● REQUIREMENT
Make an exact copy of the lines below.

● TASK INPUT

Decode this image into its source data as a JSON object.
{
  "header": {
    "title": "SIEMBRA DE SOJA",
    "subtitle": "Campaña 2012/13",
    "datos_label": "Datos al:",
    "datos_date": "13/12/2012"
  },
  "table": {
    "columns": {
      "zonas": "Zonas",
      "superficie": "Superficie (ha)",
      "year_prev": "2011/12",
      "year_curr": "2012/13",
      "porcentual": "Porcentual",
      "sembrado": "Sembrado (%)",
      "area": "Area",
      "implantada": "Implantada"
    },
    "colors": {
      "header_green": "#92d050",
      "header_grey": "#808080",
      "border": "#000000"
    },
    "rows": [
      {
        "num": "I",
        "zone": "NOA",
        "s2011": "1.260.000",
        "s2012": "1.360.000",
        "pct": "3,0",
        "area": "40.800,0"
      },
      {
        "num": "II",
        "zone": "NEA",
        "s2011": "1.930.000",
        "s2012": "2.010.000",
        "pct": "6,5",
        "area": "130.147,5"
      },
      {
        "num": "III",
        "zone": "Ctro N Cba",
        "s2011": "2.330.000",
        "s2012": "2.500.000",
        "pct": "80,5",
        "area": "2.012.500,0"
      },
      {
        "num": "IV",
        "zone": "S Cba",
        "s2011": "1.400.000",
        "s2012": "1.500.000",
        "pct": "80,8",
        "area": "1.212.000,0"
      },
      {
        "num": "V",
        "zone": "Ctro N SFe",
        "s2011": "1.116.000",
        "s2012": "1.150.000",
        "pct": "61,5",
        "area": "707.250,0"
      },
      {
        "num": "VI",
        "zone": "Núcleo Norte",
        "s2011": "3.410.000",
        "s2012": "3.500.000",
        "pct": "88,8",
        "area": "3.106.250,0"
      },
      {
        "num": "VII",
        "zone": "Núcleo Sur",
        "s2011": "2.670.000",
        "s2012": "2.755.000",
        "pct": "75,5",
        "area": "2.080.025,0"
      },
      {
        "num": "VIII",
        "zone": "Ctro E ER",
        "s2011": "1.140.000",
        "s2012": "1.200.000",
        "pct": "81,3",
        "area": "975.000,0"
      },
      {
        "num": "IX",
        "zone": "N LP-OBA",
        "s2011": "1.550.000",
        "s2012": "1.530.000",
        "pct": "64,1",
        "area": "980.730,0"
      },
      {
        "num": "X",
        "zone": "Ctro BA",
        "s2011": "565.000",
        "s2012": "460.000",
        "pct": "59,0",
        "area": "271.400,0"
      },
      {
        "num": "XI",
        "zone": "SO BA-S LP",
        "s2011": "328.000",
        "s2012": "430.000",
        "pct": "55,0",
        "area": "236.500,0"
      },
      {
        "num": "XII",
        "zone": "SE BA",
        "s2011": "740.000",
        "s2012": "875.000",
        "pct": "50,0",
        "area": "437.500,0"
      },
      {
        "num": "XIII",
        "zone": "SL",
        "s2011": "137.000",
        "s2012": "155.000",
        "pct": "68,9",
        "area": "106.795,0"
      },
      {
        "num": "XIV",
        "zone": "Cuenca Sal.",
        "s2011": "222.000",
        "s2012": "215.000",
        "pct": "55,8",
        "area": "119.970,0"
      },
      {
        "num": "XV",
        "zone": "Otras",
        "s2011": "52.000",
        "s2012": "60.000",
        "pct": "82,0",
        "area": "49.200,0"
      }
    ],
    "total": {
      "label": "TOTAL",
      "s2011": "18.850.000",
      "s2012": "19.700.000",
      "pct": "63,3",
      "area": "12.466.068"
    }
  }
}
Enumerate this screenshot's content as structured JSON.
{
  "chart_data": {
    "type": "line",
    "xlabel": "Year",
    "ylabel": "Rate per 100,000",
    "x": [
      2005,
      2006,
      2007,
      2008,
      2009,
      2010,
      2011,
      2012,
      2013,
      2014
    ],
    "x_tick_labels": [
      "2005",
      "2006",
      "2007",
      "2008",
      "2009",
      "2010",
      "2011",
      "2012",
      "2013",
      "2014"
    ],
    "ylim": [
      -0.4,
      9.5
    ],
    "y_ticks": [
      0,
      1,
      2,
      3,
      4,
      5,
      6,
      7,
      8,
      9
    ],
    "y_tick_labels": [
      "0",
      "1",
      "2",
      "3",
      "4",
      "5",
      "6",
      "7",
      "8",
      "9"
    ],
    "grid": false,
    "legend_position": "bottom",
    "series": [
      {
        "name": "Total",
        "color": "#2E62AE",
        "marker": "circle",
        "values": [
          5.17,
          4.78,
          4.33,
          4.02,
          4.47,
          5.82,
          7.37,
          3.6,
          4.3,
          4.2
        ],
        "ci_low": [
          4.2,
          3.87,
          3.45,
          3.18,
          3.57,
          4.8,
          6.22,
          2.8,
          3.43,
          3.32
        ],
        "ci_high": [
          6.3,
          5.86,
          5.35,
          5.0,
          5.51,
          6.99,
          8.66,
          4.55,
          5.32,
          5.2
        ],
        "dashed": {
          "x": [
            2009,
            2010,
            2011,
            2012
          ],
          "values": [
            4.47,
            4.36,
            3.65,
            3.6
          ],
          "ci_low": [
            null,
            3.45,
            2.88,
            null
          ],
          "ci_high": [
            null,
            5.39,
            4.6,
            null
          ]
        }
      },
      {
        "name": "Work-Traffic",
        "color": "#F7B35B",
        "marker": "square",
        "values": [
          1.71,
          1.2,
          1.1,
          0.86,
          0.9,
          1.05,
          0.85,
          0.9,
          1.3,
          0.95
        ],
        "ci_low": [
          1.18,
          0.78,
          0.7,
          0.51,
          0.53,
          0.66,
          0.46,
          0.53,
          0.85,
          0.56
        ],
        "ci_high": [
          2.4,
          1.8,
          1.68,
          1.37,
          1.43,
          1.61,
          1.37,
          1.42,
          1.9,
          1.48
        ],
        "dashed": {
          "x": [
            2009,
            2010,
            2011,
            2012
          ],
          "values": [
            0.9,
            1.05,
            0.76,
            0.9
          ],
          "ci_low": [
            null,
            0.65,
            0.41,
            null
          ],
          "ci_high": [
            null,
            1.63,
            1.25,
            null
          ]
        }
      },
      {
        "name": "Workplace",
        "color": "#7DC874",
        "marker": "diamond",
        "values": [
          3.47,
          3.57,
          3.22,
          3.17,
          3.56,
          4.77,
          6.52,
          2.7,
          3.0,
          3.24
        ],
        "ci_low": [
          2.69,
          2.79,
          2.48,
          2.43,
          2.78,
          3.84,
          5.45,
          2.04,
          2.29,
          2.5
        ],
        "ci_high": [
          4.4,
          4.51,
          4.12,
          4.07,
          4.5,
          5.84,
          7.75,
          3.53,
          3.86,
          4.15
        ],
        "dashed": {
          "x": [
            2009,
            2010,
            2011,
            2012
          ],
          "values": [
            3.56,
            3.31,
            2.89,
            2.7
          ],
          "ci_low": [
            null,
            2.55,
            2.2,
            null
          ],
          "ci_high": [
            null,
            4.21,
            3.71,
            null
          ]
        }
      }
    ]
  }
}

● REPLY TO THE EXERCISE
Decode this image into its source data as a JSON object.
{
  "header": {
    "title": "SIEMBRA DE SOJA",
    "subtitle": "Campaña 2012/13",
    "datos_label": "Datos al:",
    "datos_date": "13/12/2012"
  },
  "table": {
    "columns": {
      "zonas": "Zonas",
      "superficie": "Superficie (ha)",
      "year_prev": "2011/12",
      "year_curr": "2012/13",
      "porcentual": "Porcentual",
      "sembrado": "Sembrado (%)",
      "area": "Area",
      "implantada": "Implantada"
    },
    "colors": {
      "header_green": "#92d050",
      "header_grey": "#808080",
      "border": "#000000"
    },
    "rows": [
      {
        "num": "I",
        "zone": "NOA",
        "s2011": "1.260.000",
        "s2012": "1.360.000",
        "pct": "3,0",
        "area": "40.800,0"
      },
      {
        "num": "II",
        "zone": "NEA",
        "s2011": "1.930.000",
        "s2012": "2.010.000",
        "pct": "6,5",
        "area": "130.147,5"
      },
      {
        "num": "III",
        "zone": "Ctro N Cba",
        "s2011": "2.330.000",
        "s2012": "2.500.000",
        "pct": "80,5",
        "area": "2.012.500,0"
      },
      {
        "num": "IV",
        "zone": "S Cba",
        "s2011": "1.400.000",
        "s2012": "1.500.000",
        "pct": "80,8",
        "area": "1.212.000,0"
      },
      {
        "num": "V",
        "zone": "Ctro N SFe",
        "s2011": "1.116.000",
        "s2012": "1.150.000",
        "pct": "61,5",
        "area": "707.250,0"
      },
      {
        "num": "VI",
        "zone": "Núcleo Norte",
        "s2011": "3.410.000",
        "s2012": "3.500.000",
        "pct": "88,8",
        "area": "3.106.250,0"
      },
      {
        "num": "VII",
        "zone": "Núcleo Sur",
        "s2011": "2.670.000",
        "s2012": "2.755.000",
        "pct": "75,5",
        "area": "2.080.025,0"
      },
      {
        "num": "VIII",
        "zone": "Ctro E ER",
        "s2011": "1.140.000",
        "s2012": "1.200.000",
        "pct": "81,3",
        "area": "975.000,0"
      },
      {
        "num": "IX",
        "zone": "N LP-OBA",
        "s2011": "1.550.000",
        "s2012": "1.530.000",
        "pct": "64,1",
        "area": "980.730,0"
      },
      {
        "num": "X",
        "zone": "Ctro BA",
        "s2011": "565.000",
        "s2012": "460.000",
        "pct": "59,0",
        "area": "271.400,0"
      },
      {
        "num": "XI",
        "zone": "SO BA-S LP",
        "s2011": "328.000",
        "s2012": "430.000",
        "pct": "55,0",
        "area": "236.500,0"
      },
      {
        "num": "XII",
        "zone": "SE BA",
        "s2011": "740.000",
        "s2012": "875.000",
        "pct": "50,0",
        "area": "437.500,0"
      },
      {
        "num": "XIII",
        "zone": "SL",
        "s2011": "137.000",
        "s2012": "155.000",
        "pct": "68,9",
        "area": "106.795,0"
      },
      {
        "num": "XIV",
        "zone": "Cuenca Sal.",
        "s2011": "222.000",
        "s2012": "215.000",
        "pct": "55,8",
        "area": "119.970,0"
      },
      {
        "num": "XV",
        "zone": "Otras",
        "s2011": "52.000",
        "s2012": "60.000",
        "pct": "82,0",
        "area": "49.200,0"
      }
    ],
    "total": {
      "label": "TOTAL",
      "s2011": "18.850.000",
      "s2012": "19.700.000",
      "pct": "63,3",
      "area": "12.466.068"
    }
  }
}
Enumerate this screenshot's content as structured JSON.
{
  "chart_data": {
    "type": "line",
    "xlabel": "Year",
    "ylabel": "Rate per 100,000",
    "x": [
      2005,
      2006,
      2007,
      2008,
      2009,
      2010,
      2011,
      2012,
      2013,
      2014
    ],
    "x_tick_labels": [
      "2005",
      "2006",
      "2007",
      "2008",
      "2009",
      "2010",
      "2011",
      "2012",
      "2013",
      "2014"
    ],
    "ylim": [
      -0.4,
      9.5
    ],
    "y_ticks": [
      0,
      1,
      2,
      3,
      4,
      5,
      6,
      7,
      8,
      9
    ],
    "y_tick_labels": [
      "0",
      "1",
      "2",
      "3",
      "4",
      "5",
      "6",
      "7",
      "8",
      "9"
    ],
    "grid": false,
    "legend_position": "bottom",
    "series": [
      {
        "name": "Total",
        "color": "#2E62AE",
        "marker": "circle",
        "values": [
          5.17,
          4.78,
          4.33,
          4.02,
          4.47,
          5.82,
          7.37,
          3.6,
          4.3,
          4.2
        ],
        "ci_low": [
          4.2,
          3.87,
          3.45,
          3.18,
          3.57,
          4.8,
          6.22,
          2.8,
          3.43,
          3.32
        ],
        "ci_high": [
          6.3,
          5.86,
          5.35,
          5.0,
          5.51,
          6.99,
          8.66,
          4.55,
          5.32,
          5.2
        ],
        "dashed": {
          "x": [
            2009,
            2010,
            2011,
            2012
          ],
          "values": [
            4.47,
            4.36,
            3.65,
            3.6
          ],
          "ci_low": [
            null,
            3.45,
            2.88,
            null
          ],
          "ci_high": [
            null,
            5.39,
            4.6,
            null
          ]
        }
      },
      {
        "name": "Work-Traffic",
        "color": "#F7B35B",
        "marker": "square",
        "values": [
          1.71,
          1.2,
          1.1,
          0.86,
          0.9,
          1.05,
          0.85,
          0.9,
          1.3,
          0.95
        ],
        "ci_low": [
          1.18,
          0.78,
          0.7,
          0.51,
          0.53,
          0.66,
          0.46,
          0.53,
          0.85,
          0.56
        ],
        "ci_high": [
          2.4,
          1.8,
          1.68,
          1.37,
          1.43,
          1.61,
          1.37,
          1.42,
          1.9,
          1.48
        ],
        "dashed": {
          "x": [
            2009,
            2010,
            2011,
            2012
          ],
          "values": [
            0.9,
            1.05,
            0.76,
            0.9
          ],
          "ci_low": [
            null,
            0.65,
            0.41,
            null
          ],
          "ci_high": [
            null,
            1.63,
            1.25,
            null
          ]
        }
      },
      {
        "name": "Workplace",
        "color": "#7DC874",
        "marker": "diamond",
        "values": [
          3.47,
          3.57,
          3.22,
          3.17,
          3.56,
          4.77,
          6.52,
          2.7,
          3.0,
          3.24
        ],
        "ci_low": [
          2.69,
          2.79,
          2.48,
          2.43,
          2.78,
          3.84,
          5.45,
          2.04,
          2.29,
          2.5
        ],
        "ci_high": [
          4.4,
          4.51,
          4.12,
          4.07,
          4.5,
          5.84,
          7.75,
          3.53,
          3.86,
          4.15
        ],
        "dashed": {
          "x": [
            2009,
            2010,
            2011,
            2012
          ],
          "values": [
            3.56,
            3.31,
            2.89,
            2.7
          ],
          "ci_low": [
            null,
            2.55,
            2.2,
            null
          ],
          "ci_high": [
            null,
            4.21,
            3.71,
            null
          ]
        }
      }
    ]
  }
}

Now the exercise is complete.